* **TASK INSTRUCTIONS**: Word for word, restate every line of the material.

[START OF RECORDS SHOWN]

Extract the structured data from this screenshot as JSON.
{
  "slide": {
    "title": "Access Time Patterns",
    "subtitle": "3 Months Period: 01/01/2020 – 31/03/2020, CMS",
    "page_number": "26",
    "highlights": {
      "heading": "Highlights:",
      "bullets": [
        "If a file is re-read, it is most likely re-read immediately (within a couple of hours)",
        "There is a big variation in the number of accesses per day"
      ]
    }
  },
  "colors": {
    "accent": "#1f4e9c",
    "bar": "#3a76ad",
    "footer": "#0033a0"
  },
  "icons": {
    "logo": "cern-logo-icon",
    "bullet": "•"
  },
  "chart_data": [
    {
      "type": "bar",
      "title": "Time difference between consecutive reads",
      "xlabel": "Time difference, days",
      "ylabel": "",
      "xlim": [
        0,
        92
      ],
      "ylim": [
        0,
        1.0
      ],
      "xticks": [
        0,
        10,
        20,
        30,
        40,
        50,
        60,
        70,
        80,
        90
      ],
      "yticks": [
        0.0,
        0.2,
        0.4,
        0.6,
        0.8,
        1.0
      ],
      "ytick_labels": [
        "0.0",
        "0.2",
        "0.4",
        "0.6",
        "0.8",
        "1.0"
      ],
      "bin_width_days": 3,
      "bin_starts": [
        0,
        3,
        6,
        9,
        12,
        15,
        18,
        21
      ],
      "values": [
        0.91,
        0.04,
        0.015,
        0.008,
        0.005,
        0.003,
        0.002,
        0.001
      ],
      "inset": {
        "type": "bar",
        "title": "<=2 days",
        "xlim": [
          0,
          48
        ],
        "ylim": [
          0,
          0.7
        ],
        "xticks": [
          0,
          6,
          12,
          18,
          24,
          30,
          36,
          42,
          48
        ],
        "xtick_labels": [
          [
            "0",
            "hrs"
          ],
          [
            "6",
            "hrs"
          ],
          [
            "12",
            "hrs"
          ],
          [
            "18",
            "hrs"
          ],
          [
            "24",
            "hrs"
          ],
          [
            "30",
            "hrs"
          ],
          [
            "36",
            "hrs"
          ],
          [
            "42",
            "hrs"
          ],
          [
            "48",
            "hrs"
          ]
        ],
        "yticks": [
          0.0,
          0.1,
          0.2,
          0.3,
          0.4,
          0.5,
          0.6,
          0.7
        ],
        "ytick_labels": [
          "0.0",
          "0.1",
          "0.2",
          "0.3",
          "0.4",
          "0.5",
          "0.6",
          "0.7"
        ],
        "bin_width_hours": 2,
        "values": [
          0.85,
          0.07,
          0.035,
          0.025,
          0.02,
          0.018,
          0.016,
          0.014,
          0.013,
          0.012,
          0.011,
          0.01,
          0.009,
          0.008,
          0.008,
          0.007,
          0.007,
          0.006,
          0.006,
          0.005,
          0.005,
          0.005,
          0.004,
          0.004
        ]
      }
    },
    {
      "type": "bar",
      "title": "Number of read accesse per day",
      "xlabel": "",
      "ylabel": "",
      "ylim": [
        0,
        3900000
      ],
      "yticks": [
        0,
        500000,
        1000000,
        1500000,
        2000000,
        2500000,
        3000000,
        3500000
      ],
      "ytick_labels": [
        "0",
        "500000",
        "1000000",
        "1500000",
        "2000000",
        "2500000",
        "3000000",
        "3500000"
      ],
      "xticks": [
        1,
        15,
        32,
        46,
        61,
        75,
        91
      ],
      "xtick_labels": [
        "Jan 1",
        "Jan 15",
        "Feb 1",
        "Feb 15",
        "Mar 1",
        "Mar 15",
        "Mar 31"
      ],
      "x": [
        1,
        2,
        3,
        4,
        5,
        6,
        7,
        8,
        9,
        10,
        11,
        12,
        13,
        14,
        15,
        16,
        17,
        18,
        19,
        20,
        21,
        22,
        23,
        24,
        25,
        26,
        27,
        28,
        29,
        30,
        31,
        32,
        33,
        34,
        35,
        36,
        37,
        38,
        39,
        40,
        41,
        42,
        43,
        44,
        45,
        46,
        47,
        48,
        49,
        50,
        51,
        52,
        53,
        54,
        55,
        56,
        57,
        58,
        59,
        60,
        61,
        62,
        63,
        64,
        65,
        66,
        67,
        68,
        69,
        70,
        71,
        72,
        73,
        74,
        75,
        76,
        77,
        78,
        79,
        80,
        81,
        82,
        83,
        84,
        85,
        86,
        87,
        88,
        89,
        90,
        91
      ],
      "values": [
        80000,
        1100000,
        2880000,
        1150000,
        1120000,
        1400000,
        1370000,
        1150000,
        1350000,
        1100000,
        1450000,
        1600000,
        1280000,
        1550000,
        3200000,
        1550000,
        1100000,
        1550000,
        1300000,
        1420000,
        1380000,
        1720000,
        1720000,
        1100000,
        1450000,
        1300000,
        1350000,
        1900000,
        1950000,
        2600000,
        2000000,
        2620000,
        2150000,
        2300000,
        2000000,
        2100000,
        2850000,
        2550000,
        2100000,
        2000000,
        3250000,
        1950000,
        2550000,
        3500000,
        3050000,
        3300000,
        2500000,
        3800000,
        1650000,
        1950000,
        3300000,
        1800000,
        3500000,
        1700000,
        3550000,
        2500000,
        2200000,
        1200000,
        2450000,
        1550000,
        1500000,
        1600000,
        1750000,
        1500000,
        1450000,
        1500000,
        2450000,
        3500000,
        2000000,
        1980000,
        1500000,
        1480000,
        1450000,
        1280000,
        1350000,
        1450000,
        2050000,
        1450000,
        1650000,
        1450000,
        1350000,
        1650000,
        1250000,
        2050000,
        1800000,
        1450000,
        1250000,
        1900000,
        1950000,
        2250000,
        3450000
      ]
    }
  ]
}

[END OF RECORDS SHOWN]

* **EXPECTED ANSWER**:
Extract the structured data from this screenshot as JSON.
{
  "slide": {
    "title": "Access Time Patterns",
    "subtitle": "3 Months Period: 01/01/2020 – 31/03/2020, CMS",
    "page_number": "26",
    "highlights": {
      "heading": "Highlights:",
      "bullets": [
        "If a file is re-read, it is most likely re-read immediately (within a couple of hours)",
        "There is a big variation in the number of accesses per day"
      ]
    }
  },
  "colors": {
    "accent": "#1f4e9c",
    "bar": "#3a76ad",
    "footer": "#0033a0"
  },
  "icons": {
    "logo": "cern-logo-icon",
    "bullet": "•"
  },
  "chart_data": [
    {
      "type": "bar",
      "title": "Time difference between consecutive reads",
      "xlabel": "Time difference, days",
      "ylabel": "",
      "xlim": [
        0,
        92
      ],
      "ylim": [
        0,
        1.0
      ],
      "xticks": [
        0,
        10,
        20,
        30,
        40,
        50,
        60,
        70,
        80,
        90
      ],
      "yticks": [
        0.0,
        0.2,
        0.4,
        0.6,
        0.8,
        1.0
      ],
      "ytick_labels": [
        "0.0",
        "0.2",
        "0.4",
        "0.6",
        "0.8",
        "1.0"
      ],
      "bin_width_days": 3,
      "bin_starts": [
        0,
        3,
        6,
        9,
        12,
        15,
        18,
        21
      ],
      "values": [
        0.91,
        0.04,
        0.015,
        0.008,
        0.005,
        0.003,
        0.002,
        0.001
      ],
      "inset": {
        "type": "bar",
        "title": "<=2 days",
        "xlim": [
          0,
          48
        ],
        "ylim": [
          0,
          0.7
        ],
        "xticks": [
          0,
          6,
          12,
          18,
          24,
          30,
          36,
          42,
          48
        ],
        "xtick_labels": [
          [
            "0",
            "hrs"
          ],
          [
            "6",
            "hrs"
          ],
          [
            "12",
            "hrs"
          ],
          [
            "18",
            "hrs"
          ],
          [
            "24",
            "hrs"
          ],
          [
            "30",
            "hrs"
          ],
          [
            "36",
            "hrs"
          ],
          [
            "42",
            "hrs"
          ],
          [
            "48",
            "hrs"
          ]
        ],
        "yticks": [
          0.0,
          0.1,
          0.2,
          0.3,
          0.4,
          0.5,
          0.6,
          0.7
        ],
        "ytick_labels": [
          "0.0",
          "0.1",
          "0.2",
          "0.3",
          "0.4",
          "0.5",
          "0.6",
          "0.7"
        ],
        "bin_width_hours": 2,
        "values": [
          0.85,
          0.07,
          0.035,
          0.025,
          0.02,
          0.018,
          0.016,
          0.014,
          0.013,
          0.012,
          0.011,
          0.01,
          0.009,
          0.008,
          0.008,
          0.007,
          0.007,
          0.006,
          0.006,
          0.005,
          0.005,
          0.005,
          0.004,
          0.004
        ]
      }
    },
    {
      "type": "bar",
      "title": "Number of read accesse per day",
      "xlabel": "",
      "ylabel": "",
      "ylim": [
        0,
        3900000
      ],
      "yticks": [
        0,
        500000,
        1000000,
        1500000,
        2000000,
        2500000,
        3000000,
        3500000
      ],
      "ytick_labels": [
        "0",
        "500000",
        "1000000",
        "1500000",
        "2000000",
        "2500000",
        "3000000",
        "3500000"
      ],
      "xticks": [
        1,
        15,
        32,
        46,
        61,
        75,
        91
      ],
      "xtick_labels": [
        "Jan 1",
        "Jan 15",
        "Feb 1",
        "Feb 15",
        "Mar 1",
        "Mar 15",
        "Mar 31"
      ],
      "x": [
        1,
        2,
        3,
        4,
        5,
        6,
        7,
        8,
        9,
        10,
        11,
        12,
        13,
        14,
        15,
        16,
        17,
        18,
        19,
        20,
        21,
        22,
        23,
        24,
        25,
        26,
        27,
        28,
        29,
        30,
        31,
        32,
        33,
        34,
        35,
        36,
        37,
        38,
        39,
        40,
        41,
        42,
        43,
        44,
        45,
        46,
        47,
        48,
        49,
        50,
        51,
        52,
        53,
        54,
        55,
        56,
        57,
        58,
        59,
        60,
        61,
        62,
        63,
        64,
        65,
        66,
        67,
        68,
        69,
        70,
        71,
        72,
        73,
        74,
        75,
        76,
        77,
        78,
        79,
        80,
        81,
        82,
        83,
        84,
        85,
        86,
        87,
        88,
        89,
        90,
        91
      ],
      "values": [
        80000,
        1100000,
        2880000,
        1150000,
        1120000,
        1400000,
        1370000,
        1150000,
        1350000,
        1100000,
        1450000,
        1600000,
        1280000,
        1550000,
        3200000,
        1550000,
        1100000,
        1550000,
        1300000,
        1420000,
        1380000,
        1720000,
        1720000,
        1100000,
        1450000,
        1300000,
        1350000,
        1900000,
        1950000,
        2600000,
        2000000,
        2620000,
        2150000,
        2300000,
        2000000,
        2100000,
        2850000,
        2550000,
        2100000,
        2000000,
        3250000,
        1950000,
        2550000,
        3500000,
        3050000,
        3300000,
        2500000,
        3800000,
        1650000,
        1950000,
        3300000,
        1800000,
        3500000,
        1700000,
        3550000,
        2500000,
        2200000,
        1200000,
        2450000,
        1550000,
        1500000,
        1600000,
        1750000,
        1500000,
        1450000,
        1500000,
        2450000,
        3500000,
        2000000,
        1980000,
        1500000,
        1480000,
        1450000,
        1280000,
        1350000,
        1450000,
        2050000,
        1450000,
        1650000,
        1450000,
        1350000,
        1650000,
        1250000,
        2050000,
        1800000,
        1450000,
        1250000,
        1900000,
        1950000,
        2250000,
        3450000
      ]
    }
  ]
}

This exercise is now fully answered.